(Exercise brief):
In the lines below, change every "chat-username" to "chat-handle" and keep everything else the same.

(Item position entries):
● ● ● ● ●
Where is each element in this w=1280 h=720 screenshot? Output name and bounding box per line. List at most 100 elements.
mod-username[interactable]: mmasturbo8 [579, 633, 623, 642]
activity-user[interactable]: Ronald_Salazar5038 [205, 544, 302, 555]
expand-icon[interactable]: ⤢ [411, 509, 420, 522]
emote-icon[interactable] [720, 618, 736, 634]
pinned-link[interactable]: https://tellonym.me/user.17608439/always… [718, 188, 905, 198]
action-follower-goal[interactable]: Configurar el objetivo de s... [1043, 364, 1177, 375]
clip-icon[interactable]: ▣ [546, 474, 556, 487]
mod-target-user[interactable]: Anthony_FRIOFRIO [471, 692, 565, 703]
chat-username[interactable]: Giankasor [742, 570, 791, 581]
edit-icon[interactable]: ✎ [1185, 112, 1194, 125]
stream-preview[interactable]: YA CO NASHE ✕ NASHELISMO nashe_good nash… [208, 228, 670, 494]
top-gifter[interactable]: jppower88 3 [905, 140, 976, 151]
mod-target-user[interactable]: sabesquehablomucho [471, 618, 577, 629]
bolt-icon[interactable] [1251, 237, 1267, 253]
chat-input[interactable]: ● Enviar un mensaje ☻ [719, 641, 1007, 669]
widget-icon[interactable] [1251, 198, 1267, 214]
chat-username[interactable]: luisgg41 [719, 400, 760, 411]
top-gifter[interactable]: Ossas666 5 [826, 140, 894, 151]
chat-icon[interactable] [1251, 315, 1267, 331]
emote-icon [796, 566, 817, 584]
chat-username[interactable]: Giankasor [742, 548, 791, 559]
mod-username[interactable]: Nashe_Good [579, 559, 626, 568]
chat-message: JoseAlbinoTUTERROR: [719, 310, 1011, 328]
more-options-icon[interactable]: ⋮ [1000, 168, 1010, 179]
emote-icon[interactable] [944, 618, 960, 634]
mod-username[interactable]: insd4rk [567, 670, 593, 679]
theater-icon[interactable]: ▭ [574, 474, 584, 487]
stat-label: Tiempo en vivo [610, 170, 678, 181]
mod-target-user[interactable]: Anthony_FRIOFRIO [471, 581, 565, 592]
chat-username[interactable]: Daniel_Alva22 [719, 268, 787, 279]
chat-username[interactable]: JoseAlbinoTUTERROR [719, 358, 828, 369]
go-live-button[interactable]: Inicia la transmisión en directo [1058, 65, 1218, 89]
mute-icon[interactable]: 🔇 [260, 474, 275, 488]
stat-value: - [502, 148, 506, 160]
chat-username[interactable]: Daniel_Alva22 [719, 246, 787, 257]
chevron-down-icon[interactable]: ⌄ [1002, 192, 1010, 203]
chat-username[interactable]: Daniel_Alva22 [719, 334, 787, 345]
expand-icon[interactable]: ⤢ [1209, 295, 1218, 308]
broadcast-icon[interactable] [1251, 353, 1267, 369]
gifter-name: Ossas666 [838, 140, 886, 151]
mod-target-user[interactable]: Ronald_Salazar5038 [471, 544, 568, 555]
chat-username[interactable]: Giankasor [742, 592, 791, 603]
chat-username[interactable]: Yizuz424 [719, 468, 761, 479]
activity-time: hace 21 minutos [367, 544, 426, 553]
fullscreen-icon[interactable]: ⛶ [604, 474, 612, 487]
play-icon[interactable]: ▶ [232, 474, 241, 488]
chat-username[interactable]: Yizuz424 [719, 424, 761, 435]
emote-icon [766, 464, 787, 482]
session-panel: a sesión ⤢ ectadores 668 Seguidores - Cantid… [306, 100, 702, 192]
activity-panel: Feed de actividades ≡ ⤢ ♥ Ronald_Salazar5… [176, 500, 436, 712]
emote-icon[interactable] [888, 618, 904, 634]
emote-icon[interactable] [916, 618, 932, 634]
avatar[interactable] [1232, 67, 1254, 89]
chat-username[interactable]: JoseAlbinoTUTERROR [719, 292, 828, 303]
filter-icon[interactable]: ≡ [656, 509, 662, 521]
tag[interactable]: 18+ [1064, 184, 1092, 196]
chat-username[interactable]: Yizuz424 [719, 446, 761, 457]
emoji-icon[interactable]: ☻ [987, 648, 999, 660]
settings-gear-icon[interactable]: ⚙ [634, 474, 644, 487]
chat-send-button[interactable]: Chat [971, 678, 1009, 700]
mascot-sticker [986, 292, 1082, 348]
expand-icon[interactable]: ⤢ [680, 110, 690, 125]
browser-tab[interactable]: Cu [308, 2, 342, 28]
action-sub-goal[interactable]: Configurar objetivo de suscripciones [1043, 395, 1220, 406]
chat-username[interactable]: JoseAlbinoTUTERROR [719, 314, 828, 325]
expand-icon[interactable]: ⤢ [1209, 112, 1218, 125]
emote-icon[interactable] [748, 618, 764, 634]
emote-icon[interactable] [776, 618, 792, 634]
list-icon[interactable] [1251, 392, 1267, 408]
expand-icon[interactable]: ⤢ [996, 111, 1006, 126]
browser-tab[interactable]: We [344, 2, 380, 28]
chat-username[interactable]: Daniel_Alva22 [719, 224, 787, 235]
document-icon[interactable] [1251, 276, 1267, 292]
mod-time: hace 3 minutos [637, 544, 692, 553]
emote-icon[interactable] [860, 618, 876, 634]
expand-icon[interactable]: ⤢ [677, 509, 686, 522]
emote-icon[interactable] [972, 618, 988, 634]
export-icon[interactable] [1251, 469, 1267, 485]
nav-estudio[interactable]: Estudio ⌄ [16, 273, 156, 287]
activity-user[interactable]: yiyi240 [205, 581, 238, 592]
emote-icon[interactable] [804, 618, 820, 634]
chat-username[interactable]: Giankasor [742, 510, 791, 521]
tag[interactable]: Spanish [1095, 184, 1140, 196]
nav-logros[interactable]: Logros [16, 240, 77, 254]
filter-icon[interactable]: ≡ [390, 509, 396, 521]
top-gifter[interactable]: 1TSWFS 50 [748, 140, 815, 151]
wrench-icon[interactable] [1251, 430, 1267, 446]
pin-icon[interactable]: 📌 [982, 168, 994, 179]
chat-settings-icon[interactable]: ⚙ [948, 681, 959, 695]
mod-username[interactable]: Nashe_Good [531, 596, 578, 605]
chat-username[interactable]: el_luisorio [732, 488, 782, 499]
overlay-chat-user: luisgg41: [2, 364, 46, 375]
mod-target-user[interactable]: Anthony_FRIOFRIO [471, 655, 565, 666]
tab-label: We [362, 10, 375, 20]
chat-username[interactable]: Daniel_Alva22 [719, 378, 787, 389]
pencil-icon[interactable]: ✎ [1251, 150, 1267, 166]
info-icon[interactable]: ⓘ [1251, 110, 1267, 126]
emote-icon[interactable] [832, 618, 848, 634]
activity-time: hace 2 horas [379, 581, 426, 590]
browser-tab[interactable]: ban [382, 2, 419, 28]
● ● ● ● ●
(Full response):
Where is each element in this w=1280 h=720 screenshot? Output name and bounding box per line. List at most 100 elements.
mod-username[interactable]: mmasturbo8 [579, 633, 623, 642]
activity-user[interactable]: Ronald_Salazar5038 [205, 544, 302, 555]
expand-icon[interactable]: ⤢ [411, 509, 420, 522]
emote-icon[interactable] [720, 618, 736, 634]
pinned-link[interactable]: https://tellonym.me/user.17608439/always… [718, 188, 905, 198]
action-follower-goal[interactable]: Configurar el objetivo de s... [1043, 364, 1177, 375]
clip-icon[interactable]: ▣ [546, 474, 556, 487]
mod-target-user[interactable]: Anthony_FRIOFRIO [471, 692, 565, 703]
chat-handle[interactable]: Giankasor [742, 570, 791, 581]
edit-icon[interactable]: ✎ [1185, 112, 1194, 125]
stream-preview[interactable]: YA CO NASHE ✕ NASHELISMO nashe_good nash… [208, 228, 670, 494]
top-gifter[interactable]: jppower88 3 [905, 140, 976, 151]
mod-target-user[interactable]: sabesquehablomucho [471, 618, 577, 629]
bolt-icon[interactable] [1251, 237, 1267, 253]
chat-input[interactable]: ● Enviar un mensaje ☻ [719, 641, 1007, 669]
widget-icon[interactable] [1251, 198, 1267, 214]
chat-handle[interactable]: luisgg41 [719, 400, 760, 411]
top-gifter[interactable]: Ossas666 5 [826, 140, 894, 151]
chat-icon[interactable] [1251, 315, 1267, 331]
emote-icon [796, 566, 817, 584]
chat-handle[interactable]: Giankasor [742, 548, 791, 559]
mod-username[interactable]: Nashe_Good [579, 559, 626, 568]
chat-message: JoseAlbinoTUTERROR: [719, 310, 1011, 328]
more-options-icon[interactable]: ⋮ [1000, 168, 1010, 179]
emote-icon[interactable] [944, 618, 960, 634]
mod-username[interactable]: insd4rk [567, 670, 593, 679]
theater-icon[interactable]: ▭ [574, 474, 584, 487]
stat-label: Tiempo en vivo [610, 170, 678, 181]
mod-target-user[interactable]: Anthony_FRIOFRIO [471, 581, 565, 592]
chat-handle[interactable]: Daniel_Alva22 [719, 268, 787, 279]
chat-handle[interactable]: JoseAlbinoTUTERROR [719, 358, 828, 369]
go-live-button[interactable]: Inicia la transmisión en directo [1058, 65, 1218, 89]
mute-icon[interactable]: 🔇 [260, 474, 275, 488]
stat-value: - [502, 148, 506, 160]
chat-handle[interactable]: Daniel_Alva22 [719, 246, 787, 257]
chevron-down-icon[interactable]: ⌄ [1002, 192, 1010, 203]
chat-handle[interactable]: Daniel_Alva22 [719, 334, 787, 345]
expand-icon[interactable]: ⤢ [1209, 295, 1218, 308]
broadcast-icon[interactable] [1251, 353, 1267, 369]
gifter-name: Ossas666 [838, 140, 886, 151]
mod-target-user[interactable]: Ronald_Salazar5038 [471, 544, 568, 555]
chat-handle[interactable]: Giankasor [742, 592, 791, 603]
chat-handle[interactable]: Yizuz424 [719, 468, 761, 479]
activity-time: hace 21 minutos [367, 544, 426, 553]
fullscreen-icon[interactable]: ⛶ [604, 474, 612, 487]
play-icon[interactable]: ▶ [232, 474, 241, 488]
chat-handle[interactable]: Yizuz424 [719, 424, 761, 435]
emote-icon [766, 464, 787, 482]
session-panel: a sesión ⤢ ectadores 668 Seguidores - Cantid… [306, 100, 702, 192]
activity-panel: Feed de actividades ≡ ⤢ ♥ Ronald_Salazar5… [176, 500, 436, 712]
emote-icon[interactable] [888, 618, 904, 634]
emote-icon[interactable] [916, 618, 932, 634]
avatar[interactable] [1232, 67, 1254, 89]
chat-handle[interactable]: JoseAlbinoTUTERROR [719, 292, 828, 303]
filter-icon[interactable]: ≡ [656, 509, 662, 521]
tag[interactable]: 18+ [1064, 184, 1092, 196]
chat-handle[interactable]: Yizuz424 [719, 446, 761, 457]
emoji-icon[interactable]: ☻ [987, 648, 999, 660]
settings-gear-icon[interactable]: ⚙ [634, 474, 644, 487]
chat-send-button[interactable]: Chat [971, 678, 1009, 700]
mascot-sticker [986, 292, 1082, 348]
expand-icon[interactable]: ⤢ [680, 110, 690, 125]
browser-tab[interactable]: Cu [308, 2, 342, 28]
action-sub-goal[interactable]: Configurar objetivo de suscripciones [1043, 395, 1220, 406]
chat-handle[interactable]: JoseAlbinoTUTERROR [719, 314, 828, 325]
expand-icon[interactable]: ⤢ [1209, 112, 1218, 125]
emote-icon[interactable] [748, 618, 764, 634]
emote-icon[interactable] [776, 618, 792, 634]
list-icon[interactable] [1251, 392, 1267, 408]
expand-icon[interactable]: ⤢ [996, 111, 1006, 126]
browser-tab[interactable]: We [344, 2, 380, 28]
chat-handle[interactable]: Daniel_Alva22 [719, 224, 787, 235]
document-icon[interactable] [1251, 276, 1267, 292]
mod-time: hace 3 minutos [637, 544, 692, 553]
emote-icon[interactable] [860, 618, 876, 634]
expand-icon[interactable]: ⤢ [677, 509, 686, 522]
emote-icon[interactable] [972, 618, 988, 634]
export-icon[interactable] [1251, 469, 1267, 485]
nav-estudio[interactable]: Estudio ⌄ [16, 273, 156, 287]
activity-user[interactable]: yiyi240 [205, 581, 238, 592]
emote-icon[interactable] [804, 618, 820, 634]
chat-handle[interactable]: Giankasor [742, 510, 791, 521]
tag[interactable]: Spanish [1095, 184, 1140, 196]
nav-logros[interactable]: Logros [16, 240, 77, 254]
filter-icon[interactable]: ≡ [390, 509, 396, 521]
top-gifter[interactable]: 1TSWFS 50 [748, 140, 815, 151]
wrench-icon[interactable] [1251, 430, 1267, 446]
pin-icon[interactable]: 📌 [982, 168, 994, 179]
chat-settings-icon[interactable]: ⚙ [948, 681, 959, 695]
mod-username[interactable]: Nashe_Good [531, 596, 578, 605]
chat-handle[interactable]: el_luisorio [732, 488, 782, 499]
overlay-chat-user: luisgg41: [2, 364, 46, 375]
mod-target-user[interactable]: Anthony_FRIOFRIO [471, 655, 565, 666]
tab-label: We [362, 10, 375, 20]
chat-handle[interactable]: Daniel_Alva22 [719, 378, 787, 389]
pencil-icon[interactable]: ✎ [1251, 150, 1267, 166]
info-icon[interactable]: ⓘ [1251, 110, 1267, 126]
emote-icon[interactable] [832, 618, 848, 634]
activity-time: hace 2 horas [379, 581, 426, 590]
browser-tab[interactable]: ban [382, 2, 419, 28]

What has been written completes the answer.